Exercise objective>
Reproduce the records below in their entirety, character for character.
◇ ◇ ◇ ◇ ◇
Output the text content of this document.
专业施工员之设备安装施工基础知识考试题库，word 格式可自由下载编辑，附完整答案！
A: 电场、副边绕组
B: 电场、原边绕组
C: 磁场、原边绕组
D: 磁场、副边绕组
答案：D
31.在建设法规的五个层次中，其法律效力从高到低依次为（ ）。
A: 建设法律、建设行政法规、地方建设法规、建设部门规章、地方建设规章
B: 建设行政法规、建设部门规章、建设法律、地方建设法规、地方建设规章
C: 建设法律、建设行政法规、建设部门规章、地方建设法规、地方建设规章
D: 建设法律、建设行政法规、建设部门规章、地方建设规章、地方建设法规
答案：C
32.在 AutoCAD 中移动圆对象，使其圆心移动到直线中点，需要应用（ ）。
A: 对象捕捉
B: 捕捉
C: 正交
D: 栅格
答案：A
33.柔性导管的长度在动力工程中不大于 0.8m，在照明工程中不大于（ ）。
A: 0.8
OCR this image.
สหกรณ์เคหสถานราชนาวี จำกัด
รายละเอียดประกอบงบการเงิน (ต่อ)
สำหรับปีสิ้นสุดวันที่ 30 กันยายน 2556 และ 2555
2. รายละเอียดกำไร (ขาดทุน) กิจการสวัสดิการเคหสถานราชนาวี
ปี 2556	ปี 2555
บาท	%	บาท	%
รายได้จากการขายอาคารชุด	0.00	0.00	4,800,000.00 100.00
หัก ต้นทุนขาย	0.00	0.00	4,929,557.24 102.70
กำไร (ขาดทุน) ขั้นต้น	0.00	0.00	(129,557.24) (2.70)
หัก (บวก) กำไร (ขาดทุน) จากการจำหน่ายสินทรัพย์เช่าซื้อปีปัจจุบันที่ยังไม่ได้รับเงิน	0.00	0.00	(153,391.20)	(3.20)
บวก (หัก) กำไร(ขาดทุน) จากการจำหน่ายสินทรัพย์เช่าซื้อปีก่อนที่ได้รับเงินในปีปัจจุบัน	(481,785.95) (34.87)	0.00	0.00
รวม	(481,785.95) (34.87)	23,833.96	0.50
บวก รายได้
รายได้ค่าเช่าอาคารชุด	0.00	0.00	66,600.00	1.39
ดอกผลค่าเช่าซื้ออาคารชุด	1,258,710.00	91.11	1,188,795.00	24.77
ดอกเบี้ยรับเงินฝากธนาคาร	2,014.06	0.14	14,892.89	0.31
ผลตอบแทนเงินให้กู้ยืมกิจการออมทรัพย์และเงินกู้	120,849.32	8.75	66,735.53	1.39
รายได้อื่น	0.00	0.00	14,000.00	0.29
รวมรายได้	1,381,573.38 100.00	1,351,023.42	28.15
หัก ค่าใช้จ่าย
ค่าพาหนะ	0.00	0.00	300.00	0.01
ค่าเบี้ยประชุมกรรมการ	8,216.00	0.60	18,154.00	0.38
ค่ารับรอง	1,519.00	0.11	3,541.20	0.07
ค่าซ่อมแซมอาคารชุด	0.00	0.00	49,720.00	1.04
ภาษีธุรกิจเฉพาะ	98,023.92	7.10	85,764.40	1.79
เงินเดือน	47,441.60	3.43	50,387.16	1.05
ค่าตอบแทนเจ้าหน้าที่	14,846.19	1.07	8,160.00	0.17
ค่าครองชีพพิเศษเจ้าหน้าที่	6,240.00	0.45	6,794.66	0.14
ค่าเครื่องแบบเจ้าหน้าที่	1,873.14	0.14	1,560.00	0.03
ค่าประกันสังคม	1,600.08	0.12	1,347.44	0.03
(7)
◇ ◇ ◇ ◇ ◇
The response>
Output the text content of this document.
专业施工员之设备安装施工基础知识考试题库，word 格式可自由下载编辑，附完整答案！
A: 电场、副边绕组
B: 电场、原边绕组
C: 磁场、原边绕组
D: 磁场、副边绕组
答案：D
31.在建设法规的五个层次中，其法律效力从高到低依次为（ ）。
A: 建设法律、建设行政法规、地方建设法规、建设部门规章、地方建设规章
B: 建设行政法规、建设部门规章、建设法律、地方建设法规、地方建设规章
C: 建设法律、建设行政法规、建设部门规章、地方建设法规、地方建设规章
D: 建设法律、建设行政法规、建设部门规章、地方建设规章、地方建设法规
答案：C
32.在 AutoCAD 中移动圆对象，使其圆心移动到直线中点，需要应用（ ）。
A: 对象捕捉
B: 捕捉
C: 正交
D: 栅格
答案：A
33.柔性导管的长度在动力工程中不大于 0.8m，在照明工程中不大于（ ）。
A: 0.8
OCR this image.
สหกรณ์เคหสถานราชนาวี จำกัด
รายละเอียดประกอบงบการเงิน (ต่อ)
สำหรับปีสิ้นสุดวันที่ 30 กันยายน 2556 และ 2555
2. รายละเอียดกำไร (ขาดทุน) กิจการสวัสดิการเคหสถานราชนาวี
ปี 2556	ปี 2555
บาท	%	บาท	%
รายได้จากการขายอาคารชุด	0.00	0.00	4,800,000.00 100.00
หัก ต้นทุนขาย	0.00	0.00	4,929,557.24 102.70
กำไร (ขาดทุน) ขั้นต้น	0.00	0.00	(129,557.24) (2.70)
หัก (บวก) กำไร (ขาดทุน) จากการจำหน่ายสินทรัพย์เช่าซื้อปีปัจจุบันที่ยังไม่ได้รับเงิน	0.00	0.00	(153,391.20)	(3.20)
บวก (หัก) กำไร(ขาดทุน) จากการจำหน่ายสินทรัพย์เช่าซื้อปีก่อนที่ได้รับเงินในปีปัจจุบัน	(481,785.95) (34.87)	0.00	0.00
รวม	(481,785.95) (34.87)	23,833.96	0.50
บวก รายได้
รายได้ค่าเช่าอาคารชุด	0.00	0.00	66,600.00	1.39
ดอกผลค่าเช่าซื้ออาคารชุด	1,258,710.00	91.11	1,188,795.00	24.77
ดอกเบี้ยรับเงินฝากธนาคาร	2,014.06	0.14	14,892.89	0.31
ผลตอบแทนเงินให้กู้ยืมกิจการออมทรัพย์และเงินกู้	120,849.32	8.75	66,735.53	1.39
รายได้อื่น	0.00	0.00	14,000.00	0.29
รวมรายได้	1,381,573.38 100.00	1,351,023.42	28.15
หัก ค่าใช้จ่าย
ค่าพาหนะ	0.00	0.00	300.00	0.01
ค่าเบี้ยประชุมกรรมการ	8,216.00	0.60	18,154.00	0.38
ค่ารับรอง	1,519.00	0.11	3,541.20	0.07
ค่าซ่อมแซมอาคารชุด	0.00	0.00	49,720.00	1.04
ภาษีธุรกิจเฉพาะ	98,023.92	7.10	85,764.40	1.79
เงินเดือน	47,441.60	3.43	50,387.16	1.05
ค่าตอบแทนเจ้าหน้าที่	14,846.19	1.07	8,160.00	0.17
ค่าครองชีพพิเศษเจ้าหน้าที่	6,240.00	0.45	6,794.66	0.14
ค่าเครื่องแบบเจ้าหน้าที่	1,873.14	0.14	1,560.00	0.03
ค่าประกันสังคม	1,600.08	0.12	1,347.44	0.03
(7)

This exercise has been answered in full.